◆ Given task
From the records, pick out and copy each line containing "JSON".

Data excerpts
☆ ☆ ☆ ☆ ☆
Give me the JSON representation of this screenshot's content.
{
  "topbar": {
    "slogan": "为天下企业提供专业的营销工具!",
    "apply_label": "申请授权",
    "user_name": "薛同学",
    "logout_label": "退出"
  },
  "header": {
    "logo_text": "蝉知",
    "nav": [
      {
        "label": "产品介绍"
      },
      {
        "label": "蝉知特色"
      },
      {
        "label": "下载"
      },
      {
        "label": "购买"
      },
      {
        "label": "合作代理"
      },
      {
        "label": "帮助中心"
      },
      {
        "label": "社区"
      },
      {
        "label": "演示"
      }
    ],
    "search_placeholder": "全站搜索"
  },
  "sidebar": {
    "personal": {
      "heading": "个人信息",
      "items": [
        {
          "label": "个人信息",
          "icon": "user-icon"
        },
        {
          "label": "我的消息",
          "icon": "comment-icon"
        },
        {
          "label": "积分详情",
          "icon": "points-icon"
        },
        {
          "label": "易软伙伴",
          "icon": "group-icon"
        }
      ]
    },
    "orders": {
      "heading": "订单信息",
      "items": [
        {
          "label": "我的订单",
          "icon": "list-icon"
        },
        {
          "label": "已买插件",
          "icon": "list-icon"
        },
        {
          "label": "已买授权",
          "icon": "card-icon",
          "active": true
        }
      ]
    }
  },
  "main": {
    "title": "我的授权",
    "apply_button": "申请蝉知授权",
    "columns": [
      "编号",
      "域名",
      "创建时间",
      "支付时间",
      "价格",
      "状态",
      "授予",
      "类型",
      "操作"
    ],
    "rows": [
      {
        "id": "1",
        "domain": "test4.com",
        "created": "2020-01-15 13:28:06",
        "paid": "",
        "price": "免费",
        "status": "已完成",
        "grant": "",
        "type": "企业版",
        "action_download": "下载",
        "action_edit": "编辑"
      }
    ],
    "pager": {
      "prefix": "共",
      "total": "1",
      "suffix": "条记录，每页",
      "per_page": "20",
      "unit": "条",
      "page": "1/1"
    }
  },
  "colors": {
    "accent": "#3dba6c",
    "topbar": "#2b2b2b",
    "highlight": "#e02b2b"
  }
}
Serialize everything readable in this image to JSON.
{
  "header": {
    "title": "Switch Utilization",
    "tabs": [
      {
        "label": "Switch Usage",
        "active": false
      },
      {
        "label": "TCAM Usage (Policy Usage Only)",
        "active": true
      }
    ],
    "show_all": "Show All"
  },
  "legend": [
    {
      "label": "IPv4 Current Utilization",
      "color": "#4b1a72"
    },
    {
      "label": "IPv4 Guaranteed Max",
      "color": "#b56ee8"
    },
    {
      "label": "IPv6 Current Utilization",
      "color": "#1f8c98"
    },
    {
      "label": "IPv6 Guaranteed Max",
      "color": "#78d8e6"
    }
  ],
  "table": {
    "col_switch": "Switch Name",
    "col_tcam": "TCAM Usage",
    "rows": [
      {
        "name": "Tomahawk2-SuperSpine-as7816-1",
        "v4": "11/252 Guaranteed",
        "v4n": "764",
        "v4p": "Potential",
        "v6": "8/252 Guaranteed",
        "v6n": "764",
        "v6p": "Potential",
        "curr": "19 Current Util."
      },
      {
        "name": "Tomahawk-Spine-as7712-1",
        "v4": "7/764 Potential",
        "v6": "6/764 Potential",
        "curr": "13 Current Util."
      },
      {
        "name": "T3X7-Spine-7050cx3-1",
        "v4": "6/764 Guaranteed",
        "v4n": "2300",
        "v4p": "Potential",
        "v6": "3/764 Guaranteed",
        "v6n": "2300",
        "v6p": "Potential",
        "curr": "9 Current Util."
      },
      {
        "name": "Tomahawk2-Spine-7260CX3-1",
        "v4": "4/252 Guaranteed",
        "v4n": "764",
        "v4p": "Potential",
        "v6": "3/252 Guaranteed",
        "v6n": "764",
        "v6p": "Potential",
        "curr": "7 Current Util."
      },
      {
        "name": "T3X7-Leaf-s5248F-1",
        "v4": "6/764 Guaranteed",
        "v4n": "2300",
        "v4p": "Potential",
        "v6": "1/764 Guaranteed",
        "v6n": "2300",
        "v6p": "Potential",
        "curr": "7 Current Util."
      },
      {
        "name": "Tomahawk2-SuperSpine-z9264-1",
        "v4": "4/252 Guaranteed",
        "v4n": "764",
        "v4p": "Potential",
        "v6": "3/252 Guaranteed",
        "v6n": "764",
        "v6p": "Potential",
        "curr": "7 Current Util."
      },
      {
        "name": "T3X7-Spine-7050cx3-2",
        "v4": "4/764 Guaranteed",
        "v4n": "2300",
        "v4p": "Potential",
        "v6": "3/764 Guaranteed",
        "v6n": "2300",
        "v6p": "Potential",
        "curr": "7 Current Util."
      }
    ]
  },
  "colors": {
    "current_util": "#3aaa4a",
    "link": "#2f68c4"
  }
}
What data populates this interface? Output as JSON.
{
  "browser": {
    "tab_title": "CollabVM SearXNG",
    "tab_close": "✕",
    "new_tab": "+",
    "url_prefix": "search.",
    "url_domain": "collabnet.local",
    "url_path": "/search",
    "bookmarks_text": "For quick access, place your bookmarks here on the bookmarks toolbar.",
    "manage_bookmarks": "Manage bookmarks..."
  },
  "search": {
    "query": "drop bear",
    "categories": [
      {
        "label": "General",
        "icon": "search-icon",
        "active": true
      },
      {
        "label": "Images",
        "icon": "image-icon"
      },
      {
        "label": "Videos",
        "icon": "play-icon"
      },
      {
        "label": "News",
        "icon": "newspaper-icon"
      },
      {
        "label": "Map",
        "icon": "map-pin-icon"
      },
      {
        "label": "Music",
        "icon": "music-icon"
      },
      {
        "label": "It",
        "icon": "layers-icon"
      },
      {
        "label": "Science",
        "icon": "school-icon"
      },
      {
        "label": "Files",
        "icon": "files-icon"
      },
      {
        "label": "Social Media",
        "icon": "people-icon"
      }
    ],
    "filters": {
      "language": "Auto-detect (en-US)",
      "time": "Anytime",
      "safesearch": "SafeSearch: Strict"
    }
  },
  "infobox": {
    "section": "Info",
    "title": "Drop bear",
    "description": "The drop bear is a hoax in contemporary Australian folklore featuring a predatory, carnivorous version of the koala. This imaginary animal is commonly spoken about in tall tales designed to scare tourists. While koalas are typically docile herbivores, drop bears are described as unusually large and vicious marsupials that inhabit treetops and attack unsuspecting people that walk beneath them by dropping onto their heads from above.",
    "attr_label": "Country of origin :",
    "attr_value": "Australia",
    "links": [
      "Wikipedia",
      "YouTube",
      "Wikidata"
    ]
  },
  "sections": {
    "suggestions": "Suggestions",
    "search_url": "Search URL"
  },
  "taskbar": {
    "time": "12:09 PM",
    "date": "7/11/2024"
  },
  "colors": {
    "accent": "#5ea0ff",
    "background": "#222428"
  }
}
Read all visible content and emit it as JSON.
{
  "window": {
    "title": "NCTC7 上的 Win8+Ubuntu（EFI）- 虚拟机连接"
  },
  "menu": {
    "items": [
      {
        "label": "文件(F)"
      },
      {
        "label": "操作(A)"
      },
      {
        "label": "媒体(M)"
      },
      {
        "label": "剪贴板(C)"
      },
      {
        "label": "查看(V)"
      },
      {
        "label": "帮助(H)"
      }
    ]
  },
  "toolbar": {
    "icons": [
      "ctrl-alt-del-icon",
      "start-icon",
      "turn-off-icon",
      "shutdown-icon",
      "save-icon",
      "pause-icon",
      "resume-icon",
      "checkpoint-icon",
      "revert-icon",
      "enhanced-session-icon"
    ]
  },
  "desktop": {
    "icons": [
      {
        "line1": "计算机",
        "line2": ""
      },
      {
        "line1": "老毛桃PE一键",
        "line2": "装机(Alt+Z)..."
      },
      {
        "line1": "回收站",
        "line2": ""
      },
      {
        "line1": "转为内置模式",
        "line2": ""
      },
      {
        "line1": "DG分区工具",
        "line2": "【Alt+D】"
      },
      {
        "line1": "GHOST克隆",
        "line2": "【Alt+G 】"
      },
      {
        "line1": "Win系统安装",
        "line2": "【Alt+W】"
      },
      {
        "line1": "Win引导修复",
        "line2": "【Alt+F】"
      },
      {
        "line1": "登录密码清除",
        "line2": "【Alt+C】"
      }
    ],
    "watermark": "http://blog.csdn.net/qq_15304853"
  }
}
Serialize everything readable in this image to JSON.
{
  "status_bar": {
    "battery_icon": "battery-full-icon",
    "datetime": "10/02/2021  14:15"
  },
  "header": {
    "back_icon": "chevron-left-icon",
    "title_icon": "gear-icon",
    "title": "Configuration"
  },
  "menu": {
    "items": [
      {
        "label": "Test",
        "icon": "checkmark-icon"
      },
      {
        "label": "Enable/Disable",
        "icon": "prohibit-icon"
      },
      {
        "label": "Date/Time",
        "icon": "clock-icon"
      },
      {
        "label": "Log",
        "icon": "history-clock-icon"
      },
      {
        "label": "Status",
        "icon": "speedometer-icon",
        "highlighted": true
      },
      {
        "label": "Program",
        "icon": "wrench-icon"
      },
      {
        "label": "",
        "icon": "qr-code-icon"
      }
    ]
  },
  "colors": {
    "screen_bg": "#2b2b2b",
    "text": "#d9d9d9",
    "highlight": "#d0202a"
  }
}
☆ ☆ ☆ ☆ ☆
◆ Task output
Give me the JSON representation of this screenshot's content.
Serialize everything readable in this image to JSON.
What data populates this interface? Output as JSON.
Read all visible content and emit it as JSON.
Serialize everything readable in this image to JSON.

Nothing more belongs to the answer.